#### Task prompt
Find every line below that contains the word "state" and copy it out.

-- Begin Input material --

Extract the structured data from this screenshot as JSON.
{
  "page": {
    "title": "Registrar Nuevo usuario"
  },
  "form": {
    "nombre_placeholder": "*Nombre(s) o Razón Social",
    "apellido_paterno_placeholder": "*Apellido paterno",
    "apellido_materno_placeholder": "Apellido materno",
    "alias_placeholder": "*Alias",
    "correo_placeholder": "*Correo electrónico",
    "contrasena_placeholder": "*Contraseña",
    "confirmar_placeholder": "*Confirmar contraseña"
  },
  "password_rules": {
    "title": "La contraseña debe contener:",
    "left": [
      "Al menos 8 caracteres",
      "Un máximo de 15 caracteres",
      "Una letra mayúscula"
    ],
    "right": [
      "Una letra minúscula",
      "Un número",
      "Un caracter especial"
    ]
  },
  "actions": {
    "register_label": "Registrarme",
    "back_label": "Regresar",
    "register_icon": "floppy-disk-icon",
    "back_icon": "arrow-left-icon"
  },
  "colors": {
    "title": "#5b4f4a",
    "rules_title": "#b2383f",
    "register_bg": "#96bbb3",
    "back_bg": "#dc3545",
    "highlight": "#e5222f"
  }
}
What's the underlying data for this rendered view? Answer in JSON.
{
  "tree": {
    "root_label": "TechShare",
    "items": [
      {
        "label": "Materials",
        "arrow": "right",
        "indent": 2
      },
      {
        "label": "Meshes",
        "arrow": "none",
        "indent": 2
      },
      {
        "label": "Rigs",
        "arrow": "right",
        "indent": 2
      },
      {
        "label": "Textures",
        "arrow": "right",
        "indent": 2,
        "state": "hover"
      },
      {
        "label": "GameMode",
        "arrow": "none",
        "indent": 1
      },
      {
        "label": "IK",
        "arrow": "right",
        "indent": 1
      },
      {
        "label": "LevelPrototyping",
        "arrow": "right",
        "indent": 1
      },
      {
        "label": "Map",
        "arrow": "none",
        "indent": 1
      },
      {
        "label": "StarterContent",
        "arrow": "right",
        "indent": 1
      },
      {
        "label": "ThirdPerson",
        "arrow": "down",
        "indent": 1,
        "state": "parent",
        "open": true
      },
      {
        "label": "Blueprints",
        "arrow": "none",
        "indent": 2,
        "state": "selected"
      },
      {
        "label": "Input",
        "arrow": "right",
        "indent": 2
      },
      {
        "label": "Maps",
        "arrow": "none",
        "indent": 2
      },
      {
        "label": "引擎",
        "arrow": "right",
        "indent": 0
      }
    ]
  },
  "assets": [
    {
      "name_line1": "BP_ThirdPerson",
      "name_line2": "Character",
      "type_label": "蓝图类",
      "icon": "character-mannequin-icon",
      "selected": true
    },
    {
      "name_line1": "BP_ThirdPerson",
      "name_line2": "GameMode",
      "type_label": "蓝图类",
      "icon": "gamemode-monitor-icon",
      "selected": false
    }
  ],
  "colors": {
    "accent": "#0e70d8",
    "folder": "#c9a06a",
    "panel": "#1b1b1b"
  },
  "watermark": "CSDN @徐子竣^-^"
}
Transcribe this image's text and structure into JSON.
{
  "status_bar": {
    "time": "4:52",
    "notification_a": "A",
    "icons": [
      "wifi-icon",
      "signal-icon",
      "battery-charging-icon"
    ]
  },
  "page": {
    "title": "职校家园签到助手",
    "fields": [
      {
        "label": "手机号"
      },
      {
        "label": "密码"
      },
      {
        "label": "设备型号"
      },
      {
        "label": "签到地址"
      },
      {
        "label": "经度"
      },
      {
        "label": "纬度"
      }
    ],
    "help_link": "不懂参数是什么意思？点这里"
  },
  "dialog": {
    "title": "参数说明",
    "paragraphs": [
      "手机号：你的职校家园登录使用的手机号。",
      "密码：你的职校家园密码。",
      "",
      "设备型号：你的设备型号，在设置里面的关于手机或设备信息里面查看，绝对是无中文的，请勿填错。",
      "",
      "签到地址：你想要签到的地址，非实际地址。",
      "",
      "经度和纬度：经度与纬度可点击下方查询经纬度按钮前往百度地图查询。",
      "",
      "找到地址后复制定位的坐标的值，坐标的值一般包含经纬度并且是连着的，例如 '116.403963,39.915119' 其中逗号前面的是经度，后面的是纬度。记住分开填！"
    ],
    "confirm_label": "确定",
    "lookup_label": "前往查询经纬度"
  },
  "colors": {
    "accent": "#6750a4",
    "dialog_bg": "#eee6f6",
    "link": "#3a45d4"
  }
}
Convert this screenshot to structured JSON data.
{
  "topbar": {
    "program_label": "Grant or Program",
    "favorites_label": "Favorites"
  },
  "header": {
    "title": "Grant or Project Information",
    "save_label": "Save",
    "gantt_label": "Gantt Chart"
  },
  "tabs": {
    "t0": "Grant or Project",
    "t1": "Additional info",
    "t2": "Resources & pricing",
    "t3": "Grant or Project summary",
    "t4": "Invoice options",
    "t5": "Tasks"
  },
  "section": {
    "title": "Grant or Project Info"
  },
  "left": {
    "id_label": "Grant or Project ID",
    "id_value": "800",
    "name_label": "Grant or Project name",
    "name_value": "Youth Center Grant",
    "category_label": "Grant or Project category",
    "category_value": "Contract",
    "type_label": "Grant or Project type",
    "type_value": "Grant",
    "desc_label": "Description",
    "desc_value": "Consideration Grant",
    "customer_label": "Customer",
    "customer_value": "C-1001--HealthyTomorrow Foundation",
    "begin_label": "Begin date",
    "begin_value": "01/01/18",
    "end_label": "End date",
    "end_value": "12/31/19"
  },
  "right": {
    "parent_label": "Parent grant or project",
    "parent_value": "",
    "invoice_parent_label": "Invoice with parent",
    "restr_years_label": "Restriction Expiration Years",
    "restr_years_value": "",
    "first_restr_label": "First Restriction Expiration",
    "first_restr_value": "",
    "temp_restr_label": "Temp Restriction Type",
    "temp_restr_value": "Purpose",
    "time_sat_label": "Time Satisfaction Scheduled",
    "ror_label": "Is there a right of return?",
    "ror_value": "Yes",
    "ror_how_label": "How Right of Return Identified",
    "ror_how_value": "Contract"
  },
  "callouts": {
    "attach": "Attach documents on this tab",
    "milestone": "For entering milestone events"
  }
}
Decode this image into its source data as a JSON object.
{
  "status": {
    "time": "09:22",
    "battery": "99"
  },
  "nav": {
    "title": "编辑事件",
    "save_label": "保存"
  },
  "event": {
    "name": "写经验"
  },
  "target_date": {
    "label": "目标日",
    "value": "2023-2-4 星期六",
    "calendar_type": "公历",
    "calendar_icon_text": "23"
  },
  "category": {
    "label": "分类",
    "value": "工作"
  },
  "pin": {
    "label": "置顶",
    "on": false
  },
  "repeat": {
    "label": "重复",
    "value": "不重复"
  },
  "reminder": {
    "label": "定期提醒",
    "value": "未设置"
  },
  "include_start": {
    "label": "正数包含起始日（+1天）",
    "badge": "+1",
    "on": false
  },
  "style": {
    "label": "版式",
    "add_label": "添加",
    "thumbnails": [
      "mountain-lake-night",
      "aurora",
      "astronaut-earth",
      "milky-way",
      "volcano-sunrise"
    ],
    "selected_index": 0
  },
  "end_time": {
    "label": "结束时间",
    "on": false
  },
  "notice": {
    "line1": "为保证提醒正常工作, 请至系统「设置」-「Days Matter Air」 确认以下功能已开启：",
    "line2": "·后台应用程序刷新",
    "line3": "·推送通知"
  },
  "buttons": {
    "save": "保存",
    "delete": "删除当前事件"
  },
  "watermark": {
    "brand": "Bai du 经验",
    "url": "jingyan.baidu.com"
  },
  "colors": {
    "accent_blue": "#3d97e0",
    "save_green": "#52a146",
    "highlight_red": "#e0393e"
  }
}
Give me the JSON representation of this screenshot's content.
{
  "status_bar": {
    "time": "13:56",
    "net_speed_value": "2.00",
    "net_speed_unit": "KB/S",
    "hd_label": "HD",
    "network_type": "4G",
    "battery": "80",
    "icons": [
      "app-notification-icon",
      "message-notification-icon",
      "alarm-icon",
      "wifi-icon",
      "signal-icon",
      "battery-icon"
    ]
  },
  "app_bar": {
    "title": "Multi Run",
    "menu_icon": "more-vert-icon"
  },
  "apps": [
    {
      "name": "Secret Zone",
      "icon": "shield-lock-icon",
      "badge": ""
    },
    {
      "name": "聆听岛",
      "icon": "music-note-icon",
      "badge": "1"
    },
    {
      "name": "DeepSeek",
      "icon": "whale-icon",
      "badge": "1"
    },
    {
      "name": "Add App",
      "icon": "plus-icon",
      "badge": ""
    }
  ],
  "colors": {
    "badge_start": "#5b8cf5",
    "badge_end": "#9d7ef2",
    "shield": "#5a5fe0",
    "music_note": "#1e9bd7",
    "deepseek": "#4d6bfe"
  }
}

-- End Input material --

#### Result of the exercise
        "state": "hover"
        "state": "parent",
        "state": "selected"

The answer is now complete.